Lines holding the string "지역업체제한" are the ones to copy; find them all in the data.

_ _ _ _ _ _ _

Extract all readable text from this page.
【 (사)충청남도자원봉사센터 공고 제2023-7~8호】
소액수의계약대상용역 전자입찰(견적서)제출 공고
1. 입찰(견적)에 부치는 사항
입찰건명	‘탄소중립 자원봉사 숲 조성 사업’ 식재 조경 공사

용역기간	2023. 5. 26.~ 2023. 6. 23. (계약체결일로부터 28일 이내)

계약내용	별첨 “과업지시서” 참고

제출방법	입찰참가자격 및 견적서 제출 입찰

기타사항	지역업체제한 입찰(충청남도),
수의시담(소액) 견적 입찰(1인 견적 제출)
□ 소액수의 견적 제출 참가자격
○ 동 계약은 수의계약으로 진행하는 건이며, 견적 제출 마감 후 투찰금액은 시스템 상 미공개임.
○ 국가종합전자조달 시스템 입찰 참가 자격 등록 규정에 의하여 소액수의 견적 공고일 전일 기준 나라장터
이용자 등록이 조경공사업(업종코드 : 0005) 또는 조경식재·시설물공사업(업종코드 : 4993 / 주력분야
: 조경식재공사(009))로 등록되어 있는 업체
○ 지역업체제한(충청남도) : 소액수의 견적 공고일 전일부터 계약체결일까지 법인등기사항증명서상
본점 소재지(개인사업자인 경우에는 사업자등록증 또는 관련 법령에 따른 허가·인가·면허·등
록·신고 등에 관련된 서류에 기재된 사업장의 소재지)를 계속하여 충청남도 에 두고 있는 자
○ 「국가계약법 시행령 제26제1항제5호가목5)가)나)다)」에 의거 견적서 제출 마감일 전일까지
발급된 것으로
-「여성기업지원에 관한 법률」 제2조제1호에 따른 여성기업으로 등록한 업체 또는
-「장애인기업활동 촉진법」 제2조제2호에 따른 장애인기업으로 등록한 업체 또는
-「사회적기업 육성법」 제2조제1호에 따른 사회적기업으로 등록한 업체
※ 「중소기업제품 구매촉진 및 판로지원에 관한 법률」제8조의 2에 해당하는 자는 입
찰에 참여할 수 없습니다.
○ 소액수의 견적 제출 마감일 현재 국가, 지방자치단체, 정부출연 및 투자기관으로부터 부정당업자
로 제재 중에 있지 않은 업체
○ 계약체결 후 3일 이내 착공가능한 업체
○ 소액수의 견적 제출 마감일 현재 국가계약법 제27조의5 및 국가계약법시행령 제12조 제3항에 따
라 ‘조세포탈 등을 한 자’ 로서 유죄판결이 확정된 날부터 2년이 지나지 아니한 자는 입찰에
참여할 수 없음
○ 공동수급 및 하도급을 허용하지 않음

_ _ _ _ _ _ _

» Solution to this problem:
기타사항	지역업체제한 입찰(충청남도),
○ 지역업체제한(충청남도) : 소액수의 견적 공고일 전일부터 계약체결일까지 법인등기사항증명서상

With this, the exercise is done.